[Rows from a dataset]
--- BEGIN ---

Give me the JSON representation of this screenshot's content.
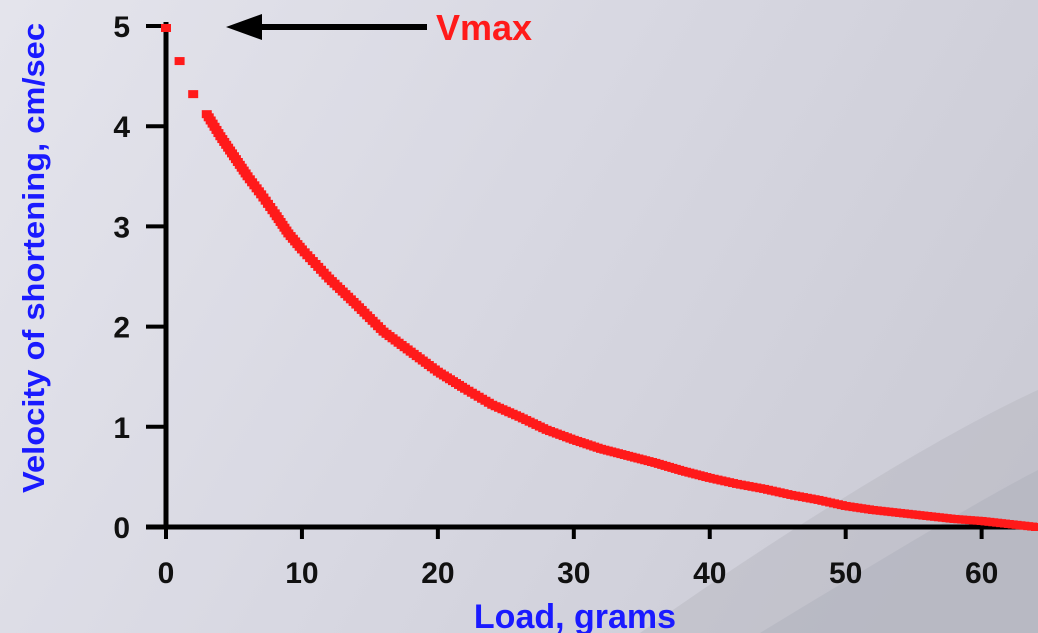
{
  "chart_data": {
    "type": "scatter",
    "xlabel": "Load, grams",
    "ylabel": "Velocity of shortening, cm/sec",
    "xlim": [
      0,
      64
    ],
    "ylim": [
      0,
      5
    ],
    "x_ticks": [
      "0",
      "10",
      "20",
      "30",
      "40",
      "50",
      "60"
    ],
    "y_ticks": [
      "0",
      "1",
      "2",
      "3",
      "4",
      "5"
    ],
    "grid": false,
    "legend": "none",
    "annotation": {
      "text": "Vmax",
      "color": "#ff1a1a",
      "points_to": [
        0,
        5
      ]
    },
    "series": [
      {
        "color": "#ff1a1a",
        "x": [
          0,
          1,
          2,
          3,
          4,
          5,
          6,
          7,
          8,
          9,
          10,
          12,
          14,
          16,
          18,
          20,
          22,
          24,
          26,
          28,
          30,
          32,
          34,
          36,
          38,
          40,
          42,
          44,
          46,
          48,
          50,
          52,
          54,
          56,
          58,
          60,
          62,
          64
        ],
        "y": [
          4.98,
          4.65,
          4.32,
          4.12,
          3.9,
          3.7,
          3.5,
          3.32,
          3.13,
          2.93,
          2.77,
          2.48,
          2.22,
          1.95,
          1.75,
          1.55,
          1.38,
          1.22,
          1.1,
          0.97,
          0.87,
          0.78,
          0.71,
          0.64,
          0.56,
          0.49,
          0.43,
          0.38,
          0.32,
          0.27,
          0.21,
          0.17,
          0.14,
          0.11,
          0.08,
          0.06,
          0.03,
          0.0
        ]
      }
    ]
  }
}
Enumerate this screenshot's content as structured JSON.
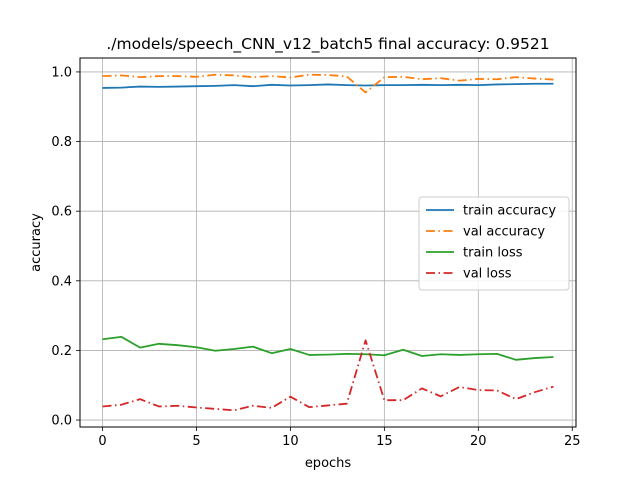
{
  "chart_data": {
    "type": "line",
    "title": "./models/speech_CNN_v12_batch5 final accuracy: 0.9521",
    "xlabel": "epochs",
    "ylabel": "accuracy",
    "xlim": [
      -1.2,
      25.2
    ],
    "ylim": [
      -0.02,
      1.04
    ],
    "xticks": [
      0,
      5,
      10,
      15,
      20,
      25
    ],
    "xtick_labels": [
      "0",
      "5",
      "10",
      "15",
      "20",
      "25"
    ],
    "yticks": [
      0.0,
      0.2,
      0.4,
      0.6,
      0.8,
      1.0
    ],
    "ytick_labels": [
      "0.0",
      "0.2",
      "0.4",
      "0.6",
      "0.8",
      "1.0"
    ],
    "grid": true,
    "legend_position": "center-right",
    "x": [
      0,
      1,
      2,
      3,
      4,
      5,
      6,
      7,
      8,
      9,
      10,
      11,
      12,
      13,
      14,
      15,
      16,
      17,
      18,
      19,
      20,
      21,
      22,
      23,
      24
    ],
    "series": [
      {
        "name": "train accuracy",
        "color": "#1f77b4",
        "linestyle": "solid",
        "values": [
          0.954,
          0.955,
          0.958,
          0.957,
          0.958,
          0.959,
          0.96,
          0.962,
          0.959,
          0.963,
          0.961,
          0.962,
          0.964,
          0.962,
          0.961,
          0.962,
          0.962,
          0.963,
          0.962,
          0.963,
          0.962,
          0.964,
          0.965,
          0.966,
          0.966
        ]
      },
      {
        "name": "val accuracy",
        "color": "#ff7f0e",
        "linestyle": "dashdot",
        "values": [
          0.988,
          0.99,
          0.985,
          0.988,
          0.988,
          0.986,
          0.992,
          0.99,
          0.985,
          0.988,
          0.984,
          0.992,
          0.991,
          0.987,
          0.941,
          0.985,
          0.986,
          0.979,
          0.982,
          0.975,
          0.98,
          0.979,
          0.985,
          0.981,
          0.978
        ]
      },
      {
        "name": "train loss",
        "color": "#2ca02c",
        "linestyle": "solid",
        "values": [
          0.232,
          0.239,
          0.208,
          0.219,
          0.215,
          0.209,
          0.199,
          0.204,
          0.211,
          0.192,
          0.204,
          0.187,
          0.188,
          0.19,
          0.189,
          0.186,
          0.202,
          0.184,
          0.189,
          0.187,
          0.189,
          0.19,
          0.173,
          0.178,
          0.181
        ]
      },
      {
        "name": "val loss",
        "color": "#d62728",
        "linestyle": "dashdot",
        "values": [
          0.039,
          0.044,
          0.06,
          0.039,
          0.041,
          0.036,
          0.032,
          0.028,
          0.041,
          0.035,
          0.067,
          0.037,
          0.042,
          0.047,
          0.229,
          0.057,
          0.057,
          0.091,
          0.068,
          0.095,
          0.086,
          0.085,
          0.06,
          0.08,
          0.096
        ]
      }
    ]
  }
}
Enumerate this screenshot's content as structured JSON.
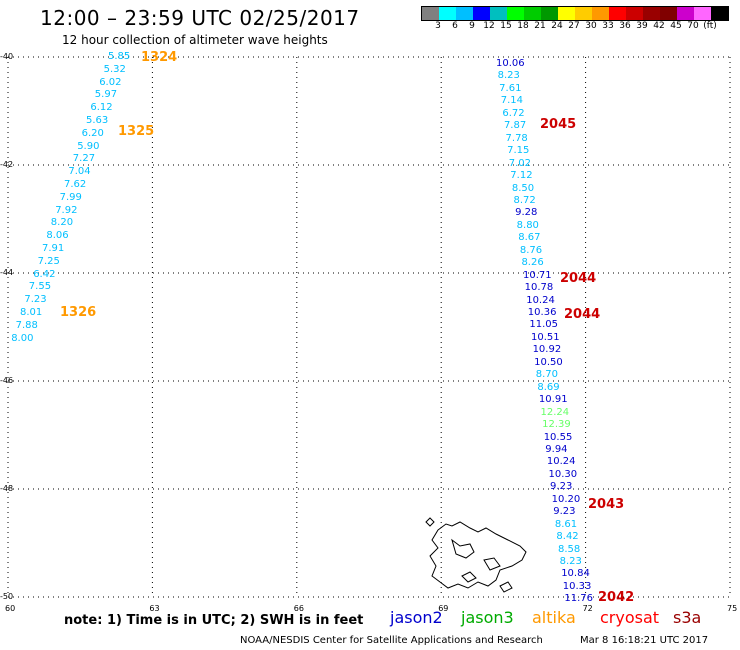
{
  "title": "12:00 – 23:59 UTC 02/25/2017",
  "subtitle": "12 hour collection of altimeter wave heights",
  "legend": {
    "colors": [
      "#808080",
      "#00ffff",
      "#00bfff",
      "#0000ff",
      "#00bfbf",
      "#00ff00",
      "#00cc00",
      "#009900",
      "#ffff00",
      "#ffcc00",
      "#ff9900",
      "#ff0000",
      "#cc0000",
      "#990000",
      "#800000",
      "#cc00cc",
      "#ff66ff",
      "#000000"
    ],
    "labels": [
      "3",
      "6",
      "9",
      "12",
      "15",
      "18",
      "21",
      "24",
      "27",
      "30",
      "33",
      "36",
      "39",
      "42",
      "45",
      "70",
      "(ft)"
    ]
  },
  "axes": {
    "y_ticks": [
      "-40",
      "-42",
      "-44",
      "-46",
      "-48",
      "-50"
    ],
    "x_ticks": [
      "60",
      "63",
      "66",
      "69",
      "72",
      "75"
    ]
  },
  "tracks": [
    {
      "satellite": "altika",
      "color": "#00bfff",
      "values": [
        "5.85",
        "5.32",
        "6.02",
        "5.97",
        "6.12",
        "5.63",
        "6.20",
        "5.90",
        "7.27",
        "7.04",
        "7.62",
        "7.99",
        "7.92",
        "8.20",
        "8.06",
        "7.91",
        "7.25",
        "6.42",
        "7.55",
        "7.23",
        "8.01",
        "7.88",
        "8.00"
      ]
    },
    {
      "satellite": "mixed",
      "values": [
        {
          "v": "10.06",
          "c": "#0000cc"
        },
        {
          "v": "8.23",
          "c": "#00bfff"
        },
        {
          "v": "7.61",
          "c": "#00bfff"
        },
        {
          "v": "7.14",
          "c": "#00bfff"
        },
        {
          "v": "6.72",
          "c": "#00bfff"
        },
        {
          "v": "7.87",
          "c": "#00bfff"
        },
        {
          "v": "7.78",
          "c": "#00bfff"
        },
        {
          "v": "7.15",
          "c": "#00bfff"
        },
        {
          "v": "7.02",
          "c": "#00bfff"
        },
        {
          "v": "7.12",
          "c": "#00bfff"
        },
        {
          "v": "8.50",
          "c": "#00bfff"
        },
        {
          "v": "8.72",
          "c": "#00bfff"
        },
        {
          "v": "9.28",
          "c": "#0000cc"
        },
        {
          "v": "8.80",
          "c": "#00bfff"
        },
        {
          "v": "8.67",
          "c": "#00bfff"
        },
        {
          "v": "8.76",
          "c": "#00bfff"
        },
        {
          "v": "8.26",
          "c": "#00bfff"
        },
        {
          "v": "10.71",
          "c": "#0000cc"
        },
        {
          "v": "10.78",
          "c": "#0000cc"
        },
        {
          "v": "10.24",
          "c": "#0000cc"
        },
        {
          "v": "10.36",
          "c": "#0000cc"
        },
        {
          "v": "11.05",
          "c": "#0000cc"
        },
        {
          "v": "10.51",
          "c": "#0000cc"
        },
        {
          "v": "10.92",
          "c": "#0000cc"
        },
        {
          "v": "10.50",
          "c": "#0000cc"
        },
        {
          "v": "8.70",
          "c": "#00bfff"
        },
        {
          "v": "8.69",
          "c": "#00bfff"
        },
        {
          "v": "10.91",
          "c": "#0000cc"
        },
        {
          "v": "12.24",
          "c": "#66ff66"
        },
        {
          "v": "12.39",
          "c": "#66ff66"
        },
        {
          "v": "10.55",
          "c": "#0000cc"
        },
        {
          "v": "9.94",
          "c": "#0000cc"
        },
        {
          "v": "10.24",
          "c": "#0000cc"
        },
        {
          "v": "10.30",
          "c": "#0000cc"
        },
        {
          "v": "9.23",
          "c": "#0000cc"
        },
        {
          "v": "10.20",
          "c": "#0000cc"
        },
        {
          "v": "9.23",
          "c": "#0000cc"
        },
        {
          "v": "8.61",
          "c": "#00bfff"
        },
        {
          "v": "8.42",
          "c": "#00bfff"
        },
        {
          "v": "8.58",
          "c": "#00bfff"
        },
        {
          "v": "8.23",
          "c": "#00bfff"
        },
        {
          "v": "10.84",
          "c": "#0000cc"
        },
        {
          "v": "10.33",
          "c": "#0000cc"
        },
        {
          "v": "11.76",
          "c": "#0000cc"
        }
      ]
    }
  ],
  "pass_times": [
    {
      "t": "1324",
      "c": "#ff9900"
    },
    {
      "t": "1325",
      "c": "#ff9900"
    },
    {
      "t": "1326",
      "c": "#ff9900"
    },
    {
      "t": "2045",
      "c": "#cc0000"
    },
    {
      "t": "2044",
      "c": "#cc0000"
    },
    {
      "t": "2044",
      "c": "#cc0000"
    },
    {
      "t": "2043",
      "c": "#cc0000"
    },
    {
      "t": "2042",
      "c": "#cc0000"
    }
  ],
  "note": "note: 1) Time is in UTC; 2) SWH is in feet",
  "satellites": [
    {
      "name": "jason2",
      "color": "#0000cc"
    },
    {
      "name": "jason3",
      "color": "#00aa00"
    },
    {
      "name": "altika",
      "color": "#ff9900"
    },
    {
      "name": "cryosat",
      "color": "#ff0000"
    },
    {
      "name": "s3a",
      "color": "#990000"
    }
  ],
  "credit": "NOAA/NESDIS Center for Satellite Applications and Research",
  "timestamp": "Mar  8 16:18:21 UTC 2017"
}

--- END ---

### REQUIRED WORK
The word "name" may appear on some lines. Report how many lines hold it, giving the number alone.

### REPLY
9